Copy all records verbatim.

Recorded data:
--- START ---

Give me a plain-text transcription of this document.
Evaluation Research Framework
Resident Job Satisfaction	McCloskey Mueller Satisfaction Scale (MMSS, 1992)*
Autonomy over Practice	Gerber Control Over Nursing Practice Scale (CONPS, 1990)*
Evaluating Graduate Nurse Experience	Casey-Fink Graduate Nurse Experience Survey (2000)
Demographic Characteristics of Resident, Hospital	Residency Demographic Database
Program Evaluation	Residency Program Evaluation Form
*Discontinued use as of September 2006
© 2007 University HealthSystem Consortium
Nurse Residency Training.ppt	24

--- END ---

## OUTPUT OF THE EXERCISE
Give me a plain-text transcription of this document.
Evaluation Research Framework
Resident Job Satisfaction	McCloskey Mueller Satisfaction Scale (MMSS, 1992)*
Autonomy over Practice	Gerber Control Over Nursing Practice Scale (CONPS, 1990)*
Evaluating Graduate Nurse Experience	Casey-Fink Graduate Nurse Experience Survey (2000)
Demographic Characteristics of Resident, Hospital	Residency Demographic Database
Program Evaluation	Residency Program Evaluation Form
*Discontinued use as of September 2006
© 2007 University HealthSystem Consortium
Nurse Residency Training.ppt	24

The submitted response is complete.